■ **WHAT YOU NEED TO DO**
Give all of the lines again exactly as they read.

■ **DATA PROVIDED**

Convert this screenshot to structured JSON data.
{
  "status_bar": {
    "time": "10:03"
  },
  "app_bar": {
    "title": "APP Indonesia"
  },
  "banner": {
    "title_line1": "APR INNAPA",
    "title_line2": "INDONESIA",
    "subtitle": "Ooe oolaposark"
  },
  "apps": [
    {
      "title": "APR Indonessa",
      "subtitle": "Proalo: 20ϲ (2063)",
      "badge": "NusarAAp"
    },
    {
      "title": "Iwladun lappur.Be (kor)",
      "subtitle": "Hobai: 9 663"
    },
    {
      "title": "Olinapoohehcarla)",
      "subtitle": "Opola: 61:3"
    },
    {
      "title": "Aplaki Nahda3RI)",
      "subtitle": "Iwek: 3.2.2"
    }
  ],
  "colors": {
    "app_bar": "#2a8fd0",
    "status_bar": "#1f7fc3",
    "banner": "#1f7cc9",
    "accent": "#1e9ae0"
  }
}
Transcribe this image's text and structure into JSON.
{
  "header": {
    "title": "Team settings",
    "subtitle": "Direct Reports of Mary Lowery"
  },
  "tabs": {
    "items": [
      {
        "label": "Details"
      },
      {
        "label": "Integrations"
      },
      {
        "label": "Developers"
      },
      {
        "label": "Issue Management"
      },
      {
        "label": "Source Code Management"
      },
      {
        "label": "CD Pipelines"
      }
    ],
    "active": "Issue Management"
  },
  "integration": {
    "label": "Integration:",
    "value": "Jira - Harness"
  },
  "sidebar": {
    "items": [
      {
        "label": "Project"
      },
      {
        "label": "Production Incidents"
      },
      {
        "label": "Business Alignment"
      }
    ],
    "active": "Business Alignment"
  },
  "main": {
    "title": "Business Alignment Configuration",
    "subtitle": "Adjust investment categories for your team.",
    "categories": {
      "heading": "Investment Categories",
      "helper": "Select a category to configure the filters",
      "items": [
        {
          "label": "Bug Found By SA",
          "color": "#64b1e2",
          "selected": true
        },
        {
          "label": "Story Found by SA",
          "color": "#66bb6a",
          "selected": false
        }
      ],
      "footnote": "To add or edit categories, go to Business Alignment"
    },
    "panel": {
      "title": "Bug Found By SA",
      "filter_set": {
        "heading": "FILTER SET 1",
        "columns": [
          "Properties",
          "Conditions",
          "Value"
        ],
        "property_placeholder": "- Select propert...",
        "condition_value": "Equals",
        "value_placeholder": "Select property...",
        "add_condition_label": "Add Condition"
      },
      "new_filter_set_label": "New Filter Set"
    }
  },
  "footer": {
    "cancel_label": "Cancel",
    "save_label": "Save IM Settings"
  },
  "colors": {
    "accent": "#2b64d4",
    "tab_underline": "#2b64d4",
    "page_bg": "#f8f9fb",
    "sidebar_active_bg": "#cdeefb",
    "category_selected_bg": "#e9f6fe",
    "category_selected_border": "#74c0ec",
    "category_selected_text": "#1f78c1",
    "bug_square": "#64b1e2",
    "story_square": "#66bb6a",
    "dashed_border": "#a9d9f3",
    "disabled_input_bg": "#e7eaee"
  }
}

■ **SOLUTION FOR THIS TASK**
Convert this screenshot to structured JSON data.
{
  "status_bar": {
    "time": "10:03"
  },
  "app_bar": {
    "title": "APP Indonesia"
  },
  "banner": {
    "title_line1": "APR INNAPA",
    "title_line2": "INDONESIA",
    "subtitle": "Ooe oolaposark"
  },
  "apps": [
    {
      "title": "APR Indonessa",
      "subtitle": "Proalo: 20ϲ (2063)",
      "badge": "NusarAAp"
    },
    {
      "title": "Iwladun lappur.Be (kor)",
      "subtitle": "Hobai: 9 663"
    },
    {
      "title": "Olinapoohehcarla)",
      "subtitle": "Opola: 61:3"
    },
    {
      "title": "Aplaki Nahda3RI)",
      "subtitle": "Iwek: 3.2.2"
    }
  ],
  "colors": {
    "app_bar": "#2a8fd0",
    "status_bar": "#1f7fc3",
    "banner": "#1f7cc9",
    "accent": "#1e9ae0"
  }
}
Transcribe this image's text and structure into JSON.
{
  "header": {
    "title": "Team settings",
    "subtitle": "Direct Reports of Mary Lowery"
  },
  "tabs": {
    "items": [
      {
        "label": "Details"
      },
      {
        "label": "Integrations"
      },
      {
        "label": "Developers"
      },
      {
        "label": "Issue Management"
      },
      {
        "label": "Source Code Management"
      },
      {
        "label": "CD Pipelines"
      }
    ],
    "active": "Issue Management"
  },
  "integration": {
    "label": "Integration:",
    "value": "Jira - Harness"
  },
  "sidebar": {
    "items": [
      {
        "label": "Project"
      },
      {
        "label": "Production Incidents"
      },
      {
        "label": "Business Alignment"
      }
    ],
    "active": "Business Alignment"
  },
  "main": {
    "title": "Business Alignment Configuration",
    "subtitle": "Adjust investment categories for your team.",
    "categories": {
      "heading": "Investment Categories",
      "helper": "Select a category to configure the filters",
      "items": [
        {
          "label": "Bug Found By SA",
          "color": "#64b1e2",
          "selected": true
        },
        {
          "label": "Story Found by SA",
          "color": "#66bb6a",
          "selected": false
        }
      ],
      "footnote": "To add or edit categories, go to Business Alignment"
    },
    "panel": {
      "title": "Bug Found By SA",
      "filter_set": {
        "heading": "FILTER SET 1",
        "columns": [
          "Properties",
          "Conditions",
          "Value"
        ],
        "property_placeholder": "- Select propert...",
        "condition_value": "Equals",
        "value_placeholder": "Select property...",
        "add_condition_label": "Add Condition"
      },
      "new_filter_set_label": "New Filter Set"
    }
  },
  "footer": {
    "cancel_label": "Cancel",
    "save_label": "Save IM Settings"
  },
  "colors": {
    "accent": "#2b64d4",
    "tab_underline": "#2b64d4",
    "page_bg": "#f8f9fb",
    "sidebar_active_bg": "#cdeefb",
    "category_selected_bg": "#e9f6fe",
    "category_selected_border": "#74c0ec",
    "category_selected_text": "#1f78c1",
    "bug_square": "#64b1e2",
    "story_square": "#66bb6a",
    "dashed_border": "#a9d9f3",
    "disabled_input_bg": "#e7eaee"
  }
}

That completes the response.